+++ SUPPLIED DATA +++
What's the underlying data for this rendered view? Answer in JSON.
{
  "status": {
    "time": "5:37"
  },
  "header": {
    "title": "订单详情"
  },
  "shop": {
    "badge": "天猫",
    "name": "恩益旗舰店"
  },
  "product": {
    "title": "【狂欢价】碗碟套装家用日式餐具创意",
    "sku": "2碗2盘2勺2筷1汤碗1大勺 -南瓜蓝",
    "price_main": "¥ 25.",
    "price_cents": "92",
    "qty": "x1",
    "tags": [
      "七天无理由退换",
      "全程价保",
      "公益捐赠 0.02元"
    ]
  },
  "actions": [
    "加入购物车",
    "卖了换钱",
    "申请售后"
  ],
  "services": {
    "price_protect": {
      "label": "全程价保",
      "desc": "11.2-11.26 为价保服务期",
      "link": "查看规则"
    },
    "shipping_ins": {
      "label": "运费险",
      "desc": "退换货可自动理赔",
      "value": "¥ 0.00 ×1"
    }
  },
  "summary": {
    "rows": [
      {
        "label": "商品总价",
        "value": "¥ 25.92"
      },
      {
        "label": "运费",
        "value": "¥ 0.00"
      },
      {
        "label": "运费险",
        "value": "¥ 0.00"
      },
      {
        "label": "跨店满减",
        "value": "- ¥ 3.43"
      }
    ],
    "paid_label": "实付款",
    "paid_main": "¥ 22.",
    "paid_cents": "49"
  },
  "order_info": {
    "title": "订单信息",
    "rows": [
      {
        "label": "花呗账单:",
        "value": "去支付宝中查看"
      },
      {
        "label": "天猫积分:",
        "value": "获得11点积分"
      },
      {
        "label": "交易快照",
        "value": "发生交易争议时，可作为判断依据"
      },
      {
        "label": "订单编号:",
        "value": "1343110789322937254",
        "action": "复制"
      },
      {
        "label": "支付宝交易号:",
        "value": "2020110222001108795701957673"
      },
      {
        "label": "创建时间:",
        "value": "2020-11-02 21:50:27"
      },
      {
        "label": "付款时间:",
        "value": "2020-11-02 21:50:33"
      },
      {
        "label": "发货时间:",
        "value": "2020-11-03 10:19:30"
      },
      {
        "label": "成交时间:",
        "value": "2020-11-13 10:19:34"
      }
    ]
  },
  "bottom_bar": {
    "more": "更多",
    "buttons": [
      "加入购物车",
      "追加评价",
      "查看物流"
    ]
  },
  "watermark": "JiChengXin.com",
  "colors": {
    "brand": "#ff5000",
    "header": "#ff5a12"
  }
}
+++
+++ SUPPLIED DATA +++
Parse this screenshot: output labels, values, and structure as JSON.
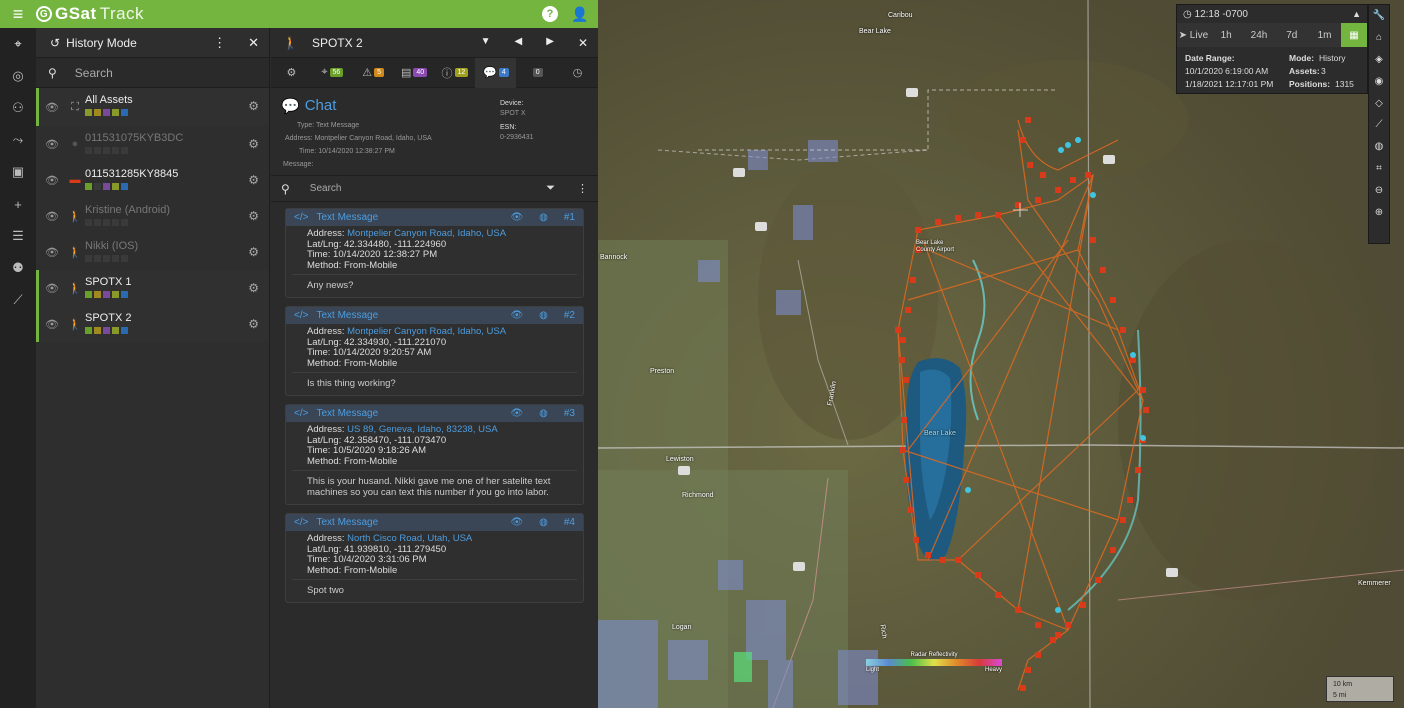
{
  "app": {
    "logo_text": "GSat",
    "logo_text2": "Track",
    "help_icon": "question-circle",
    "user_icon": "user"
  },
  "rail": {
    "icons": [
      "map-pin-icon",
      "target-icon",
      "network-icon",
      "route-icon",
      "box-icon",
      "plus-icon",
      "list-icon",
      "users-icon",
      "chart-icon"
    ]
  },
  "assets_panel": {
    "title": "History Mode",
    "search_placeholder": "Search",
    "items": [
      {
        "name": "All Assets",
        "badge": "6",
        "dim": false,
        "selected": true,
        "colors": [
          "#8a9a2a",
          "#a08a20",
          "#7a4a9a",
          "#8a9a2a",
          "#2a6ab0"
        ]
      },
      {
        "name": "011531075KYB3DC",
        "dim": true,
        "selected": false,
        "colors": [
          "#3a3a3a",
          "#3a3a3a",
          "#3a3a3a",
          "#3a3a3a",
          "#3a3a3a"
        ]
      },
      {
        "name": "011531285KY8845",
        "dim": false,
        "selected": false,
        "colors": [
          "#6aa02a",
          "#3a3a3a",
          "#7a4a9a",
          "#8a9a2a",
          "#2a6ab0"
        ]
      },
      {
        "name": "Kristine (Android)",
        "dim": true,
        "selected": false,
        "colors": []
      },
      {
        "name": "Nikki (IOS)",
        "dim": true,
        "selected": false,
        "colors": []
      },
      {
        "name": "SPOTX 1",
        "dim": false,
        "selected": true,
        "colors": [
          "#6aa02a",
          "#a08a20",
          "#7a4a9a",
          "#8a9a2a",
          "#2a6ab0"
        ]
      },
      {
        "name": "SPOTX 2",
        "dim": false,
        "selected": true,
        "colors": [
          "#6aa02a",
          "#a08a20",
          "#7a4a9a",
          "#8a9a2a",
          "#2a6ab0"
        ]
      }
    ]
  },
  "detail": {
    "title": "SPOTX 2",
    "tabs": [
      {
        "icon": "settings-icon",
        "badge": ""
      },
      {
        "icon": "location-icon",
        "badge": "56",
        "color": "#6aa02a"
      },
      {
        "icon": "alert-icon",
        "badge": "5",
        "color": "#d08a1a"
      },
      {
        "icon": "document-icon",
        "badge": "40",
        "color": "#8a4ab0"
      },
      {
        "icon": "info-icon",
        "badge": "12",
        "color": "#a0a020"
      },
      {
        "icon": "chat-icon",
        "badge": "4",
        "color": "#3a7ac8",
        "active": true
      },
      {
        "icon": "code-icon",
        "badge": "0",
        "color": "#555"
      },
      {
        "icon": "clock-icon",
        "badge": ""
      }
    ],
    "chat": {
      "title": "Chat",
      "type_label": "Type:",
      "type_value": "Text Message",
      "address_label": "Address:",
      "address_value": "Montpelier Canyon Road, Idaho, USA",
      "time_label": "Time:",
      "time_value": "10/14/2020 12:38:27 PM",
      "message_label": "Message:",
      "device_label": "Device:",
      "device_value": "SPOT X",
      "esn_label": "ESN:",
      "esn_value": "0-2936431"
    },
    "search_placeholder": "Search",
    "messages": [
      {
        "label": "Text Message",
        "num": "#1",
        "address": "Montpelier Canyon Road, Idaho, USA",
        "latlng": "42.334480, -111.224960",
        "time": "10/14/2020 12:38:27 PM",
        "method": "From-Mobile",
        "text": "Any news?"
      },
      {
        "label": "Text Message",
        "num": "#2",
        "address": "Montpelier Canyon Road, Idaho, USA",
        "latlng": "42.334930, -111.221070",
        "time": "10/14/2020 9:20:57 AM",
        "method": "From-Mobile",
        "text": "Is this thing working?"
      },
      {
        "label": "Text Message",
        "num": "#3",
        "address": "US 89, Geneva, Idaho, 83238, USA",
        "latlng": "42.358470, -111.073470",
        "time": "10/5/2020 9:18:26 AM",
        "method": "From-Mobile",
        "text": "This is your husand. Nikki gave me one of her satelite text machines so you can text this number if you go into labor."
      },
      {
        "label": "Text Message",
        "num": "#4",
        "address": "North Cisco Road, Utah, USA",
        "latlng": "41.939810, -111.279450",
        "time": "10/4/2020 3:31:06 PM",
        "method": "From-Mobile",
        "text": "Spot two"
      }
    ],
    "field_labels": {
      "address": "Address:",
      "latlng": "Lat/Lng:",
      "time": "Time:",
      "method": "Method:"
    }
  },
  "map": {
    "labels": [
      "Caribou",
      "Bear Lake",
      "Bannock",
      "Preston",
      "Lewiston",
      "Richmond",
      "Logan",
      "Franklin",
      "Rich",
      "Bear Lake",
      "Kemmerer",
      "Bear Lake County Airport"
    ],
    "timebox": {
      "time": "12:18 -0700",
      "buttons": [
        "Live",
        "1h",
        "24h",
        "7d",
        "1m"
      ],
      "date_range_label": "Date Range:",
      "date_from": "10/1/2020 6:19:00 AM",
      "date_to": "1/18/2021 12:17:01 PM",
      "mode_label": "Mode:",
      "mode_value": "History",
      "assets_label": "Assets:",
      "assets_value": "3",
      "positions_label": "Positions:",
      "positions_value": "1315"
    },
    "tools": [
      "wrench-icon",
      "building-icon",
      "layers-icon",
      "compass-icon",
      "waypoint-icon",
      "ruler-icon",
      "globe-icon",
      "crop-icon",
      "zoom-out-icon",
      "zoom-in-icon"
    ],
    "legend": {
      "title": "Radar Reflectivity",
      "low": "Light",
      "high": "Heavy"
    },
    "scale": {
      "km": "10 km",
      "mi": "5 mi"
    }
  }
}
+++
+++ SUPPLIED DATA +++
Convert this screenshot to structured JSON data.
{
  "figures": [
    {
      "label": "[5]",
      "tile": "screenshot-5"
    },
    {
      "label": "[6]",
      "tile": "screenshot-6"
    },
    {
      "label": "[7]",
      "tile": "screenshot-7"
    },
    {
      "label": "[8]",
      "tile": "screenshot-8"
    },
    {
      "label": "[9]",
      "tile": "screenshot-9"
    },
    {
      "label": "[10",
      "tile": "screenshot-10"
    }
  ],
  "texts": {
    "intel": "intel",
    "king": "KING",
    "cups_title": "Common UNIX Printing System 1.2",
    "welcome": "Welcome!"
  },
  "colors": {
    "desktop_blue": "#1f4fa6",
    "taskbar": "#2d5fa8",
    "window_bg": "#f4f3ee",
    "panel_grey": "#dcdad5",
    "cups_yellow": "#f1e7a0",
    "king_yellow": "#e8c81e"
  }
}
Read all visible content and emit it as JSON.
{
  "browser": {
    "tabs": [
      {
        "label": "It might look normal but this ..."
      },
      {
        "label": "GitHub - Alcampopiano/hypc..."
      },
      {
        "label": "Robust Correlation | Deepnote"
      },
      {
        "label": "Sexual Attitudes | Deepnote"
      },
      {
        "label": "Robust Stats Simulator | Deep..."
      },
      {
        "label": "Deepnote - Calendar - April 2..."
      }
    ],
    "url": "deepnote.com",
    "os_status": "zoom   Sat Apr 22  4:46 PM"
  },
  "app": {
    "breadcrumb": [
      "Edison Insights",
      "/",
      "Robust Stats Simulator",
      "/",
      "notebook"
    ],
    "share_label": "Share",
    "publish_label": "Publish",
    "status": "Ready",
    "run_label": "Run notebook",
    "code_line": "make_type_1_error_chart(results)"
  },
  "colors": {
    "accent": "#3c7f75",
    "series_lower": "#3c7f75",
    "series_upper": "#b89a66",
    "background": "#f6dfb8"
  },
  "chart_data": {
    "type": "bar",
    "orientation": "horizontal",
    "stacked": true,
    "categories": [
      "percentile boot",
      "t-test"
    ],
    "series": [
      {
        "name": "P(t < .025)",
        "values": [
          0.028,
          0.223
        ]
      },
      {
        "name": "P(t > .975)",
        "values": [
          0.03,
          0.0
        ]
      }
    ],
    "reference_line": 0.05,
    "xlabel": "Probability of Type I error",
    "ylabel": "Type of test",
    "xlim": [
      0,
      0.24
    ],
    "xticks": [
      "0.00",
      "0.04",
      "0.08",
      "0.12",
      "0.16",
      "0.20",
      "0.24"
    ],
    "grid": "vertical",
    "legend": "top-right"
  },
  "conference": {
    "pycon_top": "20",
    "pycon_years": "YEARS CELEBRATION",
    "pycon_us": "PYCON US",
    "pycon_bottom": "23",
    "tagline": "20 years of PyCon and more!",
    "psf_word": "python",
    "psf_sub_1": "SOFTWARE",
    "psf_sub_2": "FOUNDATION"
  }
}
+++
> **TO DO**:
Select every line in the records above that contains the word "zoom".

> **SOLUTION TO THE EXERCISE**:
      "zoom-out-icon",
      "zoom-in-icon"
    "os_status": "zoom   Sat Apr 22  4:46 PM"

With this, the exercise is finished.